## [SEITE]
24. Mai 2009

Frauenakte im Münchener Gesprächskreis über Kunst

Die dritte Zusammenkunft des Münchener Gesprächskreises über Kunst vereinte am 6. Mai im Haus des Deutschen Ostens wieder zahlreiche Kunstfreunde und Kunstinteressierte. Als Thema hatte Dr. Claus Stephani, Vortragender und Moderator, diesmal ausgewählt: „Der Frauenakt. Symbol, Stellung, Aussage“. Einführende Worte sprach Heidemarie Weber, Vorsitzende der Kreisgruppe München, die auch die Anwesenden seitens des Landesverbandes begrüßte.
Mit rund 50 Bildbeispielen, die auf eine große Wand projiziert wurden, zeigte der siebenbürgische Kunsthistoriker Dr. Claus Stephani die vielfältige Spannweite einer Thematik, die sich über Jahrtausende hinweg verfolgen lässt. So begann die Darstellung mit der vermutlich ältesten Skulptur der Menschheit, der Venus von Willendorf, aus einer Zeitspanne von 40 000 bis 8 000 Jahren vor unserer Zeitrechnung, und endete mit großen Schritten schließlich im 20. Jahrhundert beim siebenbürgischen Maler und Zeichner Hermann Morres und dem weltbekannten belgischen Surrealisten René Magritte.
Hans Hermann: Mädchen am Meer (Öl) ...
Hans Hermann: Mädchen am Meer (Öl)
Interessant war, dass zwischen Morres’ sitzendem Frauenakt „Punschi“ und Magrittes Frauenakt „Traum“ Ähnlichkeiten in Gestaltung und Aussage zu erkennen sind, obwohl diese Kunstwerke zu verschiedenen Zeiten entstanden und die beiden Künstler sich nicht gekannt haben.
Helmut Stuermer: Akt (Tusche) ...
Helmut Stuermer: Akt (Tusche)
Wie bei den vorherigen Abenden des Gesprächskreises stellte Stephani Werke unterschiedlicher Epochen und Stilrichtungen gegenüber, von der Renaissance bis zum Expressionismus und der Gegenwart, wobei er immer wieder symbolhafte Grundformen und formale Gemeinsamkeiten feststellte. Und das obwohl zwischen Tizians „Venus von Urbino“ oder der „Venus in einer Landschaft schreitend“ von Lucas Cranach d. Ä. und den Frauenakten der Impressionisten und Expressionisten, wie zum Beispiel jenen von Henri Matisse oder Pierre Auguste Renoir oder von Franz Marc und vom Siebenbürger Walter Widmann gestalterisch gesehen „Welten“ liegen.

## [VORLIEGENDE ANGABEN]
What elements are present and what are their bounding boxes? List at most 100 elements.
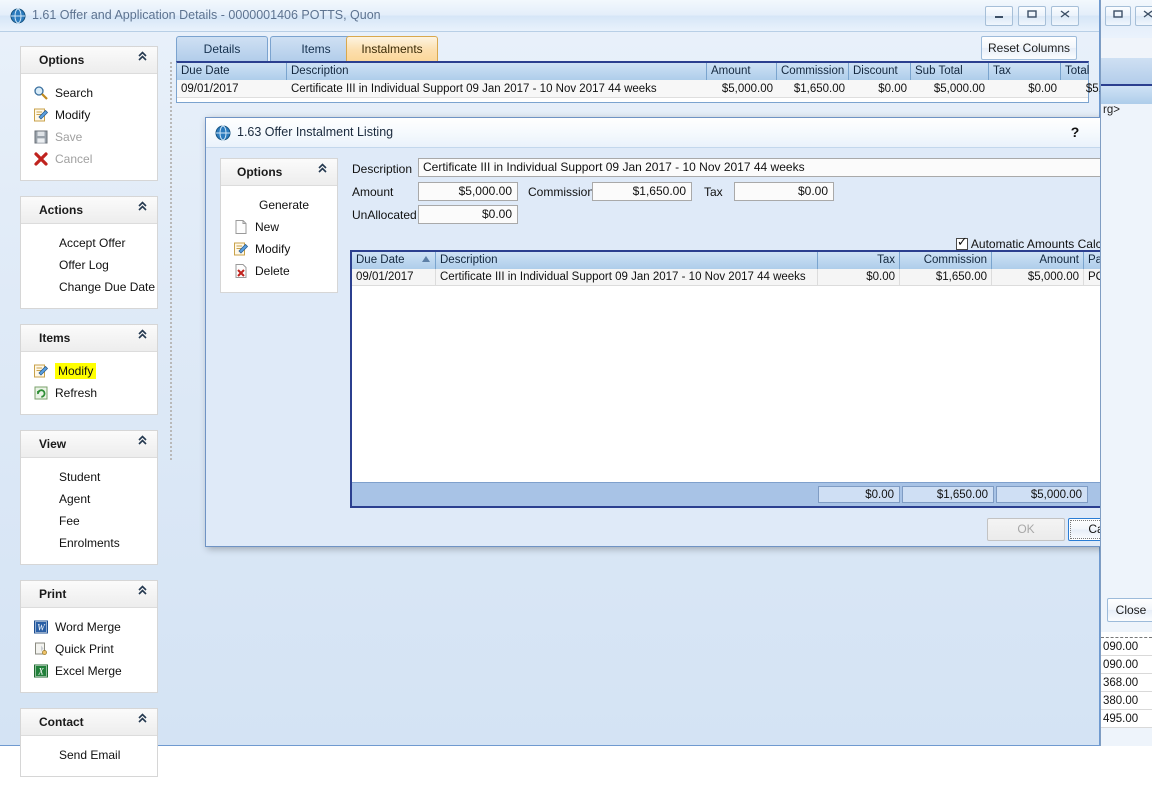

## [IHRE AUFGABEN]
1/ Prüfen Sie, ob die folgenden Aussagen mit dem Bericht über den Münchener Gesprächskreis übereinstimmen: (a) Die Veranstaltung fand im Haus des Deutschen Ostens statt. (b) Es wurden rund 100 Bildbeispiele gezeigt. (c) Morres und Magritte kannten sich persönlich. Beantworten Sie jede Aussage mit Ja oder Nein, und zitieren Sie die entscheidenden Worte des Berichts wörtlich.
2/ Schreiben Sie den Bericht über den Münchener Gesprächskreis im Anschluss an seinen letzten Satz weiter.

## [LÖSUNGEN]
1/
(a) Ja: „vereinte am 6. Mai im Haus des Deutschen Ostens wieder zahlreiche Kunstfreunde und Kunstinteressierte“
(b) Nein: „Mit rund 50 Bildbeispielen“
(c) Nein: „die beiden Künstler sich nicht gekannt haben“

2/
Diese „Welten“ versuchte der Vortragende durch kunstgeschichtliche Interpretationen und Kommentare zu überbücken, und so brachte er immer wieder auch schöne Aktbeispiele aus Siebenbürgen – Werke von Hans Mattis-Teutsch, Hans Hermann, Hermann Morres, Helmut Stürmer, Henriette Bielz, Sieglinde Bottesch u. a. Von Henriette Bielz, der leider in Vergessenheit geratenen Hermannstädter Grafikerin des Jugendstils, konnte man die Radierung „Mädchen am Baum“ sehen – eine ins Mythische reichende Komposition.
Hans Mattis-Teutsch: Frauenakte (Tusche) ...
Hans Mattis-Teutsch: Frauenakte (Tusche)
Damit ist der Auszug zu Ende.